Begin at the line with "Output the text content of this document." and output every line through the end of the records, exactly as given. Omit pictures.

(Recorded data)
____________

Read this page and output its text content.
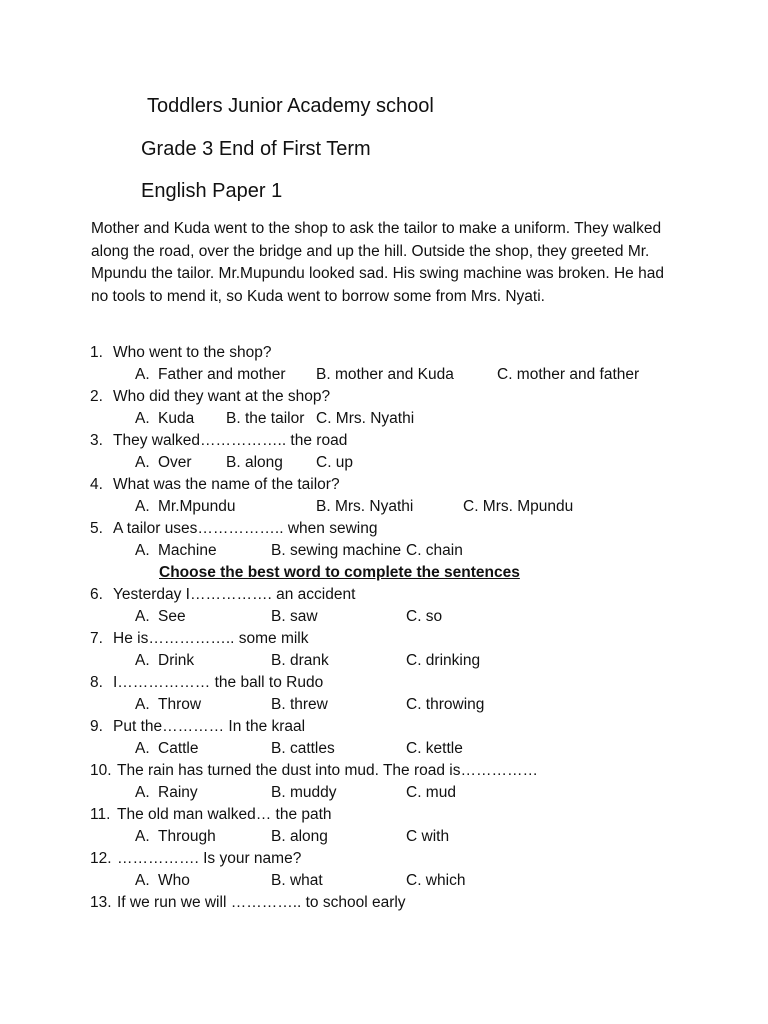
Toddlers Junior Academy school
Grade 3 End of First Term
English Paper 1
Mother and Kuda went to the shop to ask the tailor to make a uniform. They walked along the road, over the bridge and up the hill. Outside the shop, they greeted Mr. Mpundu the tailor. Mr.Mupundu looked sad. His swing machine was broken. He had no tools to mend it, so Kuda went to borrow some from Mrs. Nyati.
1. Who went to the shop?
A. Father and mother B. mother and Kuda	C. mother and father
2. Who did they want at the shop?
A. Kuda B. the tailor C. Mrs. Nyathi
3. They walked…………….. the road
A. Over B. along C. up
4. What was the name of the tailor?
A. Mr.Mpundu	B. Mrs. Nyathi	C. Mrs. Mpundu
5. A tailor uses…………….. when sewing
A. Machine	B. sewing machine C. chain
Choose the best word to complete the sentences
6. Yesterday I……………. an accident
A. See	B. saw	C. so
7. He is…………….. some milk
A. Drink	B. drank	C. drinking
8. I……………… the ball to Rudo
A. Throw	B. threw	C. throwing
9. Put the………… In the kraal
A. Cattle	B. cattles	C. kettle
10. The rain has turned the dust into mud. The road is……………
A. Rainy	B. muddy	C. mud
11. The old man walked… the path
A. Through	B. along	C with
12. ……………. Is your name?
A. Who	B. what	C. which
13. If we run we will ………….. to school early
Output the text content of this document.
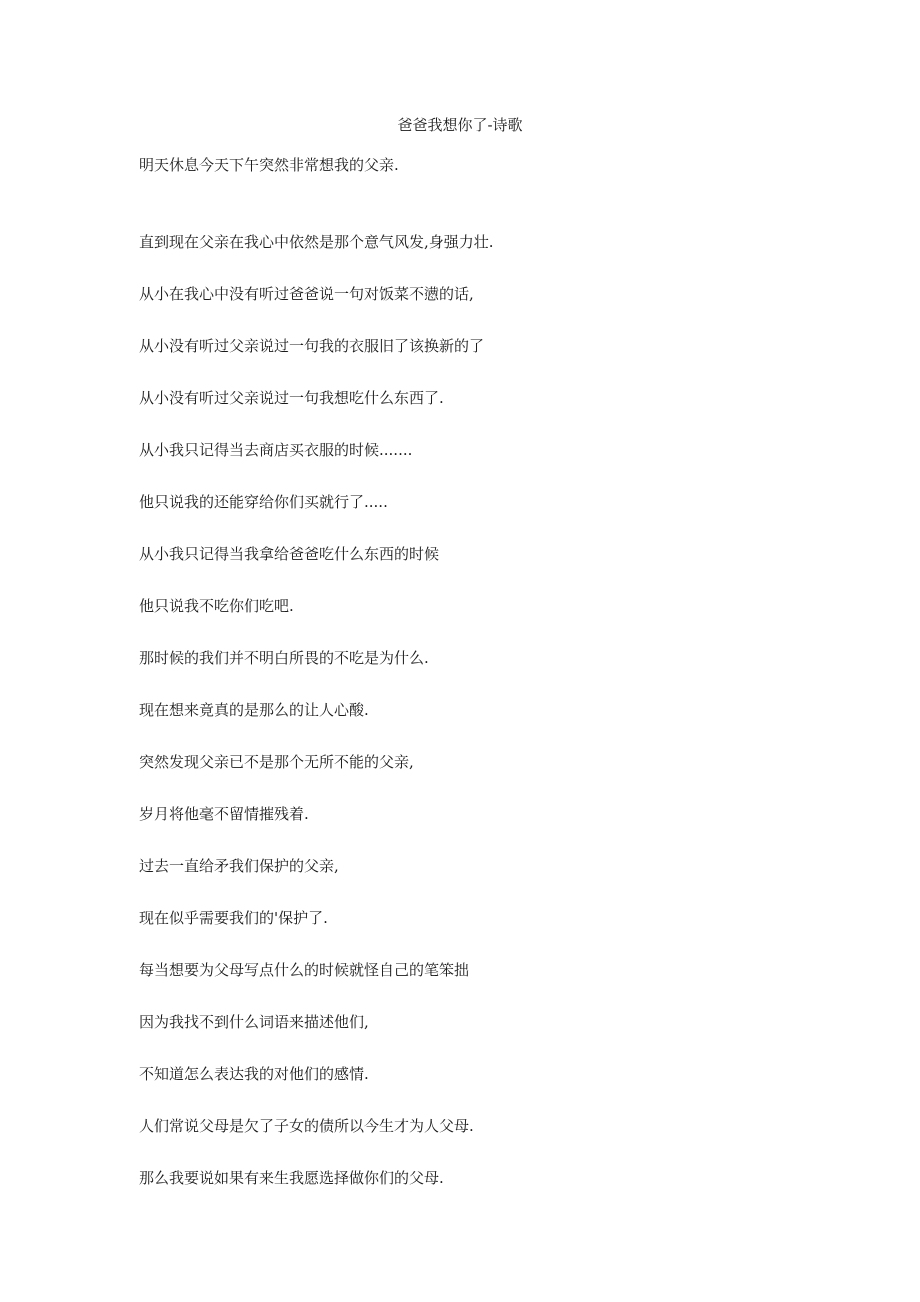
爸爸我想你了-诗歌

明天休息今天下午突然非常想我的父亲.

直到现在父亲在我心中依然是那个意气风发,身强力壮.

从小在我心中没有听过爸爸说一句对饭菜不懑的话,

从小没有听过父亲说过一句我的衣服旧了该换新的了

从小没有听过父亲说过一句我想吃什么东西了.

从小我只记得当去商店买衣服的时候.......

他只说我的还能穿给你们买就行了.....

从小我只记得当我拿给爸爸吃什么东西的时候

他只说我不吃你们吃吧.

那时候的我们并不明白所畏的不吃是为什么.

现在想来竟真的是那么的让人心酸.

突然发现父亲已不是那个无所不能的父亲,

岁月将他毫不留情摧残着.

过去一直给矛我们保护的父亲,

现在似乎需要我们的'保护了.

每当想要为父母写点什么的时候就怪自己的笔笨拙

因为我找不到什么词语来描述他们,

不知道怎么表达我的对他们的感情.

人们常说父母是欠了子女的债所以今生才为人父母.

那么我要说如果有来生我愿选择做你们的父母.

____________

• Response:
Output the text content of this document.
爸爸我想你了-诗歌

明天休息今天下午突然非常想我的父亲.

直到现在父亲在我心中依然是那个意气风发,身强力壮.

从小在我心中没有听过爸爸说一句对饭菜不懑的话,

从小没有听过父亲说过一句我的衣服旧了该换新的了

从小没有听过父亲说过一句我想吃什么东西了.

从小我只记得当去商店买衣服的时候.......

他只说我的还能穿给你们买就行了.....

从小我只记得当我拿给爸爸吃什么东西的时候

他只说我不吃你们吃吧.

那时候的我们并不明白所畏的不吃是为什么.

现在想来竟真的是那么的让人心酸.

突然发现父亲已不是那个无所不能的父亲,

岁月将他毫不留情摧残着.

过去一直给矛我们保护的父亲,

现在似乎需要我们的'保护了.

每当想要为父母写点什么的时候就怪自己的笔笨拙

因为我找不到什么词语来描述他们,

不知道怎么表达我的对他们的感情.

人们常说父母是欠了子女的债所以今生才为人父母.

那么我要说如果有来生我愿选择做你们的父母.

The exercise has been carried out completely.